_DOCUMENT PASSAGE_
---
/src/Botan-3.4.0/build/include/public/botan/pwdhash.h

Source (jump to first uncovered line)
/*
* (C) 2018 Ribose Inc
*
* Botan is released under the Simplified BSD License (see license.txt)
*/

#ifndef BOTAN_PWDHASH_H_
#define BOTAN_PWDHASH_H_

#include <botan/types.h>
#include <chrono>
#include <memory>
#include <span>
#include <string>
#include <vector>

namespace Botan {

/**
* Base class for password based key derivation functions.
*
* Converts a password into a key using a salt and iterated hashing to
* make brute force attacks harder.
*/
class BOTAN_PUBLIC_API(2, 8) PasswordHash {
   public:
      virtual ~PasswordHash() = default;

      virtual std::string to_string() const = 0;

      /**
      * Most password hashes have some notion of iterations.
      */
      virtual size_t iterations() const = 0;

      /**
      * Some password hashing algorithms have a parameter which controls how
      * much memory is used. If not supported by some algorithm, returns 0.
---
_WRITTEN PROBLEM 1_
Write out the entries word for word, starting with the first line of the entries and stopping after the line that contains "367, 138, 389]".
---
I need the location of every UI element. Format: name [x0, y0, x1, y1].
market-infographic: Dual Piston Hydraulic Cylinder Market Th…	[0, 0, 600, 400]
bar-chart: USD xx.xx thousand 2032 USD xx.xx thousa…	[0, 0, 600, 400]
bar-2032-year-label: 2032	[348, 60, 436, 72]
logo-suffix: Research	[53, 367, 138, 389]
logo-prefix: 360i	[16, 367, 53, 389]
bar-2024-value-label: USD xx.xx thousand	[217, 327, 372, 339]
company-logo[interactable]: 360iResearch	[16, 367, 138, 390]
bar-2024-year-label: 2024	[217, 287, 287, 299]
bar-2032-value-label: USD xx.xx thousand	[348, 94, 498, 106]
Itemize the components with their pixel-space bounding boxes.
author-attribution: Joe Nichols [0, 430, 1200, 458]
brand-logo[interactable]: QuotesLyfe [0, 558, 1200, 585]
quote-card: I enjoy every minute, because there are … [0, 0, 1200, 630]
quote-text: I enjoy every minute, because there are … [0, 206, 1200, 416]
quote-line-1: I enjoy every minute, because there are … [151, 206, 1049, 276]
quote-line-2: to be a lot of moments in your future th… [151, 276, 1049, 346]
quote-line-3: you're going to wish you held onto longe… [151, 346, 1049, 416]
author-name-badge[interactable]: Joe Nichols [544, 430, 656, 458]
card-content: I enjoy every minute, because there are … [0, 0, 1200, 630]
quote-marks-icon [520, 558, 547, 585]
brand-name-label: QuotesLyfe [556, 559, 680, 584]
---
_WRITTEN PROBLEM 2_
Give the part of the Botan password hash header that begins at the words "#include <botan/types.h>" and ends after the words "key derivation functions.", switching "chrono" to "thread".

_WORKED ANSWER 1_
I need the location of every UI element. Format: name [x0, y0, x1, y1].
market-infographic: Dual Piston Hydraulic Cylinder Market Th…	[0, 0, 600, 400]
bar-chart: USD xx.xx thousand 2032 USD xx.xx thousa…	[0, 0, 600, 400]
bar-2032-year-label: 2032	[348, 60, 436, 72]
logo-suffix: Research	[53, 367, 138, 389]

_WORKED ANSWER 2_
#include <botan/types.h>
#include <thread>
#include <memory>
#include <span>
#include <string>
#include <vector>

namespace Botan {

/**
* Base class for password based key derivation functions.